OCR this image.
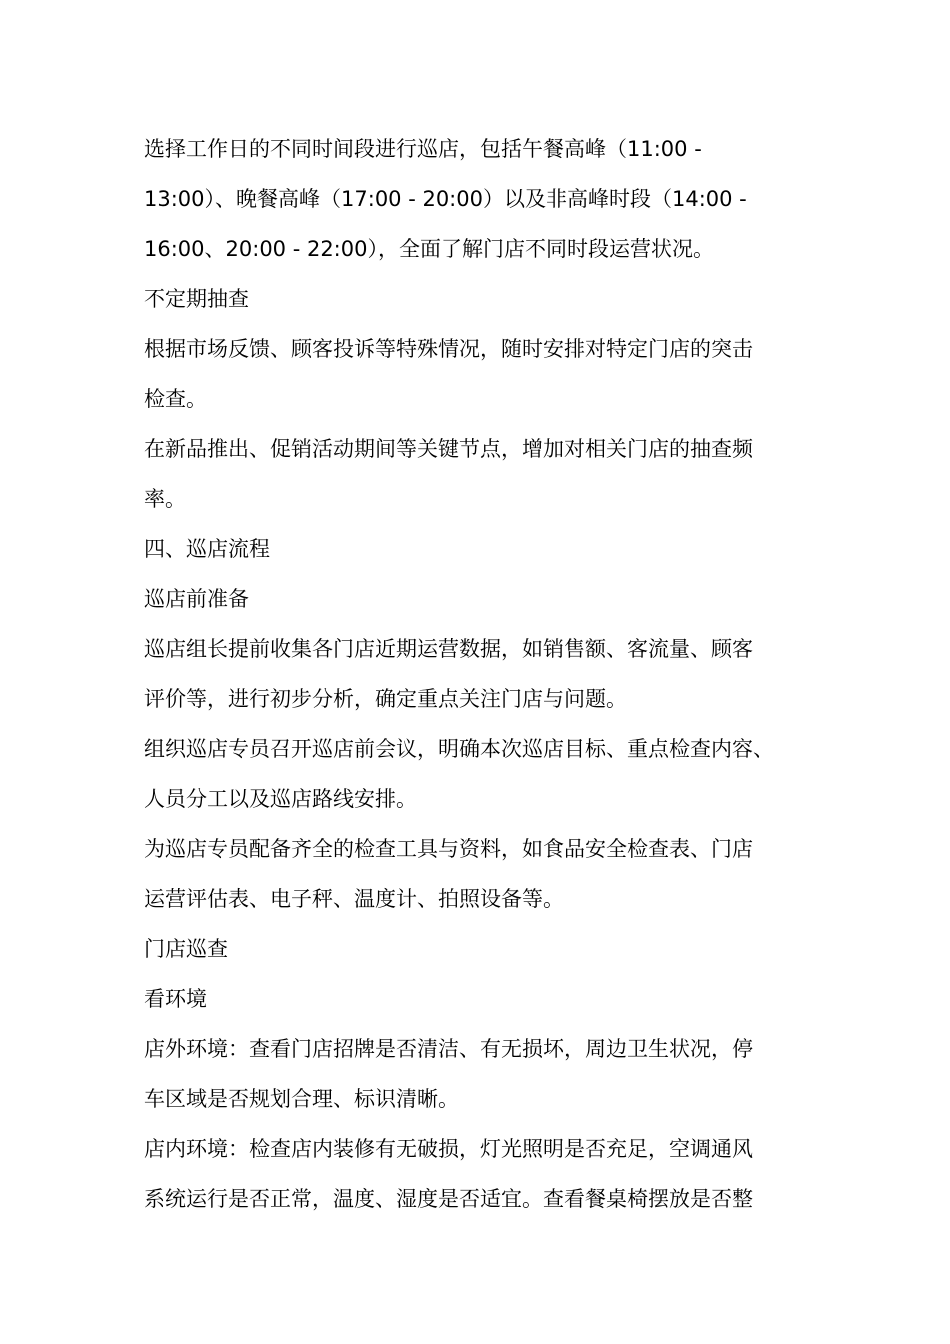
选择工作日的不同时间段进行巡店，包括午餐高峰（11:00 -
13:00）、晚餐高峰（17:00 - 20:00）以及非高峰时段（14:00 -
16:00、20:00 - 22:00），全面了解门店不同时段运营状况。
不定期抽查
根据市场反馈、顾客投诉等特殊情况，随时安排对特定门店的突击
检查。
在新品推出、促销活动期间等关键节点，增加对相关门店的抽查频
率。
四、巡店流程
巡店前准备
巡店组长提前收集各门店近期运营数据，如销售额、客流量、顾客
评价等，进行初步分析，确定重点关注门店与问题。
组织巡店专员召开巡店前会议，明确本次巡店目标、重点检查内容、
人员分工以及巡店路线安排。
为巡店专员配备齐全的检查工具与资料，如食品安全检查表、门店
运营评估表、电子秤、温度计、拍照设备等。
门店巡查
看环境
店外环境：查看门店招牌是否清洁、有无损坏，周边卫生状况，停
车区域是否规划合理、标识清晰。
店内环境：检查店内装修有无破损，灯光照明是否充足，空调通风
系统运行是否正常，温度、湿度是否适宜。查看餐桌椅摆放是否整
◇ ◇ ◇ ◇ ◇
[What is expected] The records shown above are to be repeated exactly, with the pictures left out.

[Written response]
OCR this image.
选择工作日的不同时间段进行巡店，包括午餐高峰（11:00 -
13:00）、晚餐高峰（17:00 - 20:00）以及非高峰时段（14:00 -
16:00、20:00 - 22:00），全面了解门店不同时段运营状况。
不定期抽查
根据市场反馈、顾客投诉等特殊情况，随时安排对特定门店的突击
检查。
在新品推出、促销活动期间等关键节点，增加对相关门店的抽查频
率。
四、巡店流程
巡店前准备
巡店组长提前收集各门店近期运营数据，如销售额、客流量、顾客
评价等，进行初步分析，确定重点关注门店与问题。
组织巡店专员召开巡店前会议，明确本次巡店目标、重点检查内容、
人员分工以及巡店路线安排。
为巡店专员配备齐全的检查工具与资料，如食品安全检查表、门店
运营评估表、电子秤、温度计、拍照设备等。
门店巡查
看环境
店外环境：查看门店招牌是否清洁、有无损坏，周边卫生状况，停
车区域是否规划合理、标识清晰。
店内环境：检查店内装修有无破损，灯光照明是否充足，空调通风
系统运行是否正常，温度、湿度是否适宜。查看餐桌椅摆放是否整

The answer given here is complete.